Problem requirements -
Extract all of the data and reproduce it precisely.
===== Records for this exercise
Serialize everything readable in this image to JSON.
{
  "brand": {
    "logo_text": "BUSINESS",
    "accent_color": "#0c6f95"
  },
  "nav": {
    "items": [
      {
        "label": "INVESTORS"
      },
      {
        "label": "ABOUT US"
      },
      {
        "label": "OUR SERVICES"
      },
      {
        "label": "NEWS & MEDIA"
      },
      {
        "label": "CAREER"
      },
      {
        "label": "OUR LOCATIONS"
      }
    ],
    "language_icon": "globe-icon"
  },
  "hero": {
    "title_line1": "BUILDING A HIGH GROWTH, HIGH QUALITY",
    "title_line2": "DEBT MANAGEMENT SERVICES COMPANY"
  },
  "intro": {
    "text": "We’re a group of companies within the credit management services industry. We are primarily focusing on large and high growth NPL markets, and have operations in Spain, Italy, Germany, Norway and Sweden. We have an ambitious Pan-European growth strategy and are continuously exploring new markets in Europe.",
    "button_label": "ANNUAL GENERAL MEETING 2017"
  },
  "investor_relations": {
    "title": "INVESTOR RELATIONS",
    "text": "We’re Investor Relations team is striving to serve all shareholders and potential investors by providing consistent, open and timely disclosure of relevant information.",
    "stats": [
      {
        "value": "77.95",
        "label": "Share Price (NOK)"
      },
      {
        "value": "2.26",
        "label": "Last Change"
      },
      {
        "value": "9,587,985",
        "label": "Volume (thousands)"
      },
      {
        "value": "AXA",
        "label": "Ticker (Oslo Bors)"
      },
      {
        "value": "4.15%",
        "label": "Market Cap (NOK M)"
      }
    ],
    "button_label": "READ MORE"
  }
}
==========
Full response -
Serialize everything readable in this image to JSON.
{
  "brand": {
    "logo_text": "BUSINESS",
    "accent_color": "#0c6f95"
  },
  "nav": {
    "items": [
      {
        "label": "INVESTORS"
      },
      {
        "label": "ABOUT US"
      },
      {
        "label": "OUR SERVICES"
      },
      {
        "label": "NEWS & MEDIA"
      },
      {
        "label": "CAREER"
      },
      {
        "label": "OUR LOCATIONS"
      }
    ],
    "language_icon": "globe-icon"
  },
  "hero": {
    "title_line1": "BUILDING A HIGH GROWTH, HIGH QUALITY",
    "title_line2": "DEBT MANAGEMENT SERVICES COMPANY"
  },
  "intro": {
    "text": "We’re a group of companies within the credit management services industry. We are primarily focusing on large and high growth NPL markets, and have operations in Spain, Italy, Germany, Norway and Sweden. We have an ambitious Pan-European growth strategy and are continuously exploring new markets in Europe.",
    "button_label": "ANNUAL GENERAL MEETING 2017"
  },
  "investor_relations": {
    "title": "INVESTOR RELATIONS",
    "text": "We’re Investor Relations team is striving to serve all shareholders and potential investors by providing consistent, open and timely disclosure of relevant information.",
    "stats": [
      {
        "value": "77.95",
        "label": "Share Price (NOK)"
      },
      {
        "value": "2.26",
        "label": "Last Change"
      },
      {
        "value": "9,587,985",
        "label": "Volume (thousands)"
      },
      {
        "value": "AXA",
        "label": "Ticker (Oslo Bors)"
      },
      {
        "value": "4.15%",
        "label": "Market Cap (NOK M)"
      }
    ],
    "button_label": "READ MORE"
  }
}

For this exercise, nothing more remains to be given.